--- BRIEF ---
Rewrite the passage about the novel Ambassador from "2015 novel by" to "National Book Award.", replacing "science fiction" with "speculative fiction".

--- SOURCE EXTRACT ---

_ _ _ _ _ _ _

= Ambassador (novel) =

2015 novel by William Alexander

First edition
Cover art by Owen Richardson

Ambassador is a 2015 science fiction book written by William Alexander. The book is followed by sequel text Nomad, written in 2015. Both were published by Simon & Schuster. These books fall alongside some of Alexander’s more well-known fantasy books for children, such as Goblin Secrets (2013), which won the National Book Award.

== Plot ==
Gabe Fuentes, a remarkably ordinary 11-year old, has taken on an extraordinary adventure from Minneapolis, Minnesota to other worlds. The Envoy, a purple space blob, tasks Gabe with the role as Earth’s ambassador to the galaxy, which exposes him to a world of alien interaction and conflict. Meanwhile, back home Gabe’s Mexican-American family deals with alien problems of their own, as his parents confront the realities of deportation.

_ _ _ _ _ _ _

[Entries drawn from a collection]
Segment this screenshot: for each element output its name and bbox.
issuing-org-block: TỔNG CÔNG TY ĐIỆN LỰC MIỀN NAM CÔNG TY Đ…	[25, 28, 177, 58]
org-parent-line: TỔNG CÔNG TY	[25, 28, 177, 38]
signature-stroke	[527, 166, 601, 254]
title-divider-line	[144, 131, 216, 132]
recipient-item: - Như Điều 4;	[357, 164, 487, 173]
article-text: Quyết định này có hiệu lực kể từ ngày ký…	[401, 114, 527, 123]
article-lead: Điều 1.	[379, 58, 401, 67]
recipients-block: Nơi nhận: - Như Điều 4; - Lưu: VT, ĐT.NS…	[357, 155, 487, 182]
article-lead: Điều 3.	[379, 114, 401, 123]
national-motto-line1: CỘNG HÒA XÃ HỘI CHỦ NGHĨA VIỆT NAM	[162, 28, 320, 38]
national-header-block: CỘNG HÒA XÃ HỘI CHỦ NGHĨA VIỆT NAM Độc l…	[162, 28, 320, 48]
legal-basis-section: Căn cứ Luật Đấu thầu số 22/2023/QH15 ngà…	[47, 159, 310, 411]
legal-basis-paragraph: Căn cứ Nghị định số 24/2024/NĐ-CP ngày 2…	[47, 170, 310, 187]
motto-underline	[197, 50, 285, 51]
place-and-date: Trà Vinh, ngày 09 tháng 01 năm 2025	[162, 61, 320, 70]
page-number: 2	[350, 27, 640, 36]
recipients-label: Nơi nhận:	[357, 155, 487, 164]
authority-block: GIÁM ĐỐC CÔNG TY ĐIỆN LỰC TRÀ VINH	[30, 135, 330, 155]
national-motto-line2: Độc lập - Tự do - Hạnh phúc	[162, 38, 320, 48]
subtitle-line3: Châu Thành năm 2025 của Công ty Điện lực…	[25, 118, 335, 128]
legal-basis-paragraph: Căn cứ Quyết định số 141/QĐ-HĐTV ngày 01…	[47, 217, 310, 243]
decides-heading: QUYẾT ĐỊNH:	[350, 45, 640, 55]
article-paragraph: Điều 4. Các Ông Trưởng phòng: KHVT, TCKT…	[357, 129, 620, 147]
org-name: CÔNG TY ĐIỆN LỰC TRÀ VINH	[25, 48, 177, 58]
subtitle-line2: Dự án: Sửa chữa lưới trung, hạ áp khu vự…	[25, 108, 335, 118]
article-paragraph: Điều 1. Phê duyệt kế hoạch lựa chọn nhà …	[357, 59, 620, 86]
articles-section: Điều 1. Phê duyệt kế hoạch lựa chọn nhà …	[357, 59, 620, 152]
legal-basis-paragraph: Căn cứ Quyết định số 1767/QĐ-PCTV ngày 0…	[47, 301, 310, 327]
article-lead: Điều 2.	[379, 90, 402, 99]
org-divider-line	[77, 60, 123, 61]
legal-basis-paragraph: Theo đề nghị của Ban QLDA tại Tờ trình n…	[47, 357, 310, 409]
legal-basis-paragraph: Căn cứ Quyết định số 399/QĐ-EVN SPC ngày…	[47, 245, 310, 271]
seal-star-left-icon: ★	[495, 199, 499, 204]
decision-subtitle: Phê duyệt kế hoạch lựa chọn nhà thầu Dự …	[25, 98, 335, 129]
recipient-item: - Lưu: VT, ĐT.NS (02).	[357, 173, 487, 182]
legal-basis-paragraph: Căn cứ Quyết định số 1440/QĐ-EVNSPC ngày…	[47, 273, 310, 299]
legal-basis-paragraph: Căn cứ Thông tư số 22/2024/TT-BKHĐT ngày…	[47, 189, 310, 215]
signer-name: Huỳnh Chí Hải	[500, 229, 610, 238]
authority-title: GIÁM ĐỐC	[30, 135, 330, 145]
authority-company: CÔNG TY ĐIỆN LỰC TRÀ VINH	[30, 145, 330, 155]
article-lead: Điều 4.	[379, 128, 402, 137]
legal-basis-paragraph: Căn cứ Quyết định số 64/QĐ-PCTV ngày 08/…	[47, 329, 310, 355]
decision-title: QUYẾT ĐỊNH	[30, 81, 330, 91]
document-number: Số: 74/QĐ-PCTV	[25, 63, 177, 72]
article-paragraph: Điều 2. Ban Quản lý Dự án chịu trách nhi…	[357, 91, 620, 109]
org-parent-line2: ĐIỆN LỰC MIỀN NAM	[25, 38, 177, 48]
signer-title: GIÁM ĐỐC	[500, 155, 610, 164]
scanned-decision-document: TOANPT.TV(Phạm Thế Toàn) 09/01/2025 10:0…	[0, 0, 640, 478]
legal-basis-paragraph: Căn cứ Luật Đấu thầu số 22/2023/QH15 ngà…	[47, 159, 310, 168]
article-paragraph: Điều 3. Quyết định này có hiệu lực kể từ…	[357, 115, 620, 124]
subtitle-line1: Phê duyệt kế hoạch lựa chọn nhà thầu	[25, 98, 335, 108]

_ _ _ _ _ _ _

--- ANSWER ---
2015 novel by William Alexander

First edition
Cover art by Owen Richardson

Ambassador is a 2015 speculative fiction book written by William Alexander. The book is followed by sequel text Nomad, written in 2015. Both were published by Simon & Schuster. These books fall alongside some of Alexander’s more well-known fantasy books for children, such as Goblin Secrets (2013), which won the National Book Award.